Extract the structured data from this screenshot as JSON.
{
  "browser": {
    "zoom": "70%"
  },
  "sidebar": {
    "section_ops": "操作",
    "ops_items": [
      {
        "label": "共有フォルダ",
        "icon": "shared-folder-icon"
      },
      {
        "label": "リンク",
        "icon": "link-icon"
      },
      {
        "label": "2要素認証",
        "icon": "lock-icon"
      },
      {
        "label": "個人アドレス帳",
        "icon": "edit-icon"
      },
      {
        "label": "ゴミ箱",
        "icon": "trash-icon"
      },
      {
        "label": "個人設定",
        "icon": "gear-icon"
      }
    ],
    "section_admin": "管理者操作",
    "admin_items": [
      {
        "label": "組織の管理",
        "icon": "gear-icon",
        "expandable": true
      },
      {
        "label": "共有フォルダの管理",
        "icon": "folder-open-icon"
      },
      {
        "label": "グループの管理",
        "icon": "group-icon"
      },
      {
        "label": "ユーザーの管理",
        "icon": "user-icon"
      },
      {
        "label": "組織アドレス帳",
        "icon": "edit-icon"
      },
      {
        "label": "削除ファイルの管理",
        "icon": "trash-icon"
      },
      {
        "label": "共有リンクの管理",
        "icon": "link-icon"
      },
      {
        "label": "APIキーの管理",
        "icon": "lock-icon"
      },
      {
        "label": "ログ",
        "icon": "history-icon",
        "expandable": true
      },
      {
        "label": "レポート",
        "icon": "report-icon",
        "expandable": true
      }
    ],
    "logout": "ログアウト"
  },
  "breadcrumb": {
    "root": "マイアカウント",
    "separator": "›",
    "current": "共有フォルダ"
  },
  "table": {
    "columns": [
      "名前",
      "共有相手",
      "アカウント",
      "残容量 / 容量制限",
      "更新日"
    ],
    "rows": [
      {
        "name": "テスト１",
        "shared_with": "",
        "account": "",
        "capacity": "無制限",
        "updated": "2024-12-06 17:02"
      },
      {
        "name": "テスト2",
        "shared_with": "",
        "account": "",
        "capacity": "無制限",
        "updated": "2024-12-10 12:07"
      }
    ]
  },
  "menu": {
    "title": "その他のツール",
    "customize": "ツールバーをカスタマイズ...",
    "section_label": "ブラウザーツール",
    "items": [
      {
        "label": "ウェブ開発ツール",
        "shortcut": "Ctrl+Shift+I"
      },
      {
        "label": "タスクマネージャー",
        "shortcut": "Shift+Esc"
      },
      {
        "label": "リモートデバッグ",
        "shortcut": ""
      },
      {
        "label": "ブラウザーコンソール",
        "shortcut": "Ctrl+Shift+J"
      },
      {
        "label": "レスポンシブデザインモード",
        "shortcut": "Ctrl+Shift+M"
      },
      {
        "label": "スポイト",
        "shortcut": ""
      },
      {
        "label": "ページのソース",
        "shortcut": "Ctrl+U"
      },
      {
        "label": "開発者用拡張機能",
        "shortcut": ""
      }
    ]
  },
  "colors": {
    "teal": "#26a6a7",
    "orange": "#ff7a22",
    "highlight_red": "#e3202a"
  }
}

====================

→ **What you should do**
Can you restate every record above word for word?

→ **Written answer**
Extract the structured data from this screenshot as JSON.
{
  "browser": {
    "zoom": "70%"
  },
  "sidebar": {
    "section_ops": "操作",
    "ops_items": [
      {
        "label": "共有フォルダ",
        "icon": "shared-folder-icon"
      },
      {
        "label": "リンク",
        "icon": "link-icon"
      },
      {
        "label": "2要素認証",
        "icon": "lock-icon"
      },
      {
        "label": "個人アドレス帳",
        "icon": "edit-icon"
      },
      {
        "label": "ゴミ箱",
        "icon": "trash-icon"
      },
      {
        "label": "個人設定",
        "icon": "gear-icon"
      }
    ],
    "section_admin": "管理者操作",
    "admin_items": [
      {
        "label": "組織の管理",
        "icon": "gear-icon",
        "expandable": true
      },
      {
        "label": "共有フォルダの管理",
        "icon": "folder-open-icon"
      },
      {
        "label": "グループの管理",
        "icon": "group-icon"
      },
      {
        "label": "ユーザーの管理",
        "icon": "user-icon"
      },
      {
        "label": "組織アドレス帳",
        "icon": "edit-icon"
      },
      {
        "label": "削除ファイルの管理",
        "icon": "trash-icon"
      },
      {
        "label": "共有リンクの管理",
        "icon": "link-icon"
      },
      {
        "label": "APIキーの管理",
        "icon": "lock-icon"
      },
      {
        "label": "ログ",
        "icon": "history-icon",
        "expandable": true
      },
      {
        "label": "レポート",
        "icon": "report-icon",
        "expandable": true
      }
    ],
    "logout": "ログアウト"
  },
  "breadcrumb": {
    "root": "マイアカウント",
    "separator": "›",
    "current": "共有フォルダ"
  },
  "table": {
    "columns": [
      "名前",
      "共有相手",
      "アカウント",
      "残容量 / 容量制限",
      "更新日"
    ],
    "rows": [
      {
        "name": "テスト１",
        "shared_with": "",
        "account": "",
        "capacity": "無制限",
        "updated": "2024-12-06 17:02"
      },
      {
        "name": "テスト2",
        "shared_with": "",
        "account": "",
        "capacity": "無制限",
        "updated": "2024-12-10 12:07"
      }
    ]
  },
  "menu": {
    "title": "その他のツール",
    "customize": "ツールバーをカスタマイズ...",
    "section_label": "ブラウザーツール",
    "items": [
      {
        "label": "ウェブ開発ツール",
        "shortcut": "Ctrl+Shift+I"
      },
      {
        "label": "タスクマネージャー",
        "shortcut": "Shift+Esc"
      },
      {
        "label": "リモートデバッグ",
        "shortcut": ""
      },
      {
        "label": "ブラウザーコンソール",
        "shortcut": "Ctrl+Shift+J"
      },
      {
        "label": "レスポンシブデザインモード",
        "shortcut": "Ctrl+Shift+M"
      },
      {
        "label": "スポイト",
        "shortcut": ""
      },
      {
        "label": "ページのソース",
        "shortcut": "Ctrl+U"
      },
      {
        "label": "開発者用拡張機能",
        "shortcut": ""
      }
    ]
  },
  "colors": {
    "teal": "#26a6a7",
    "orange": "#ff7a22",
    "highlight_red": "#e3202a"
  }
}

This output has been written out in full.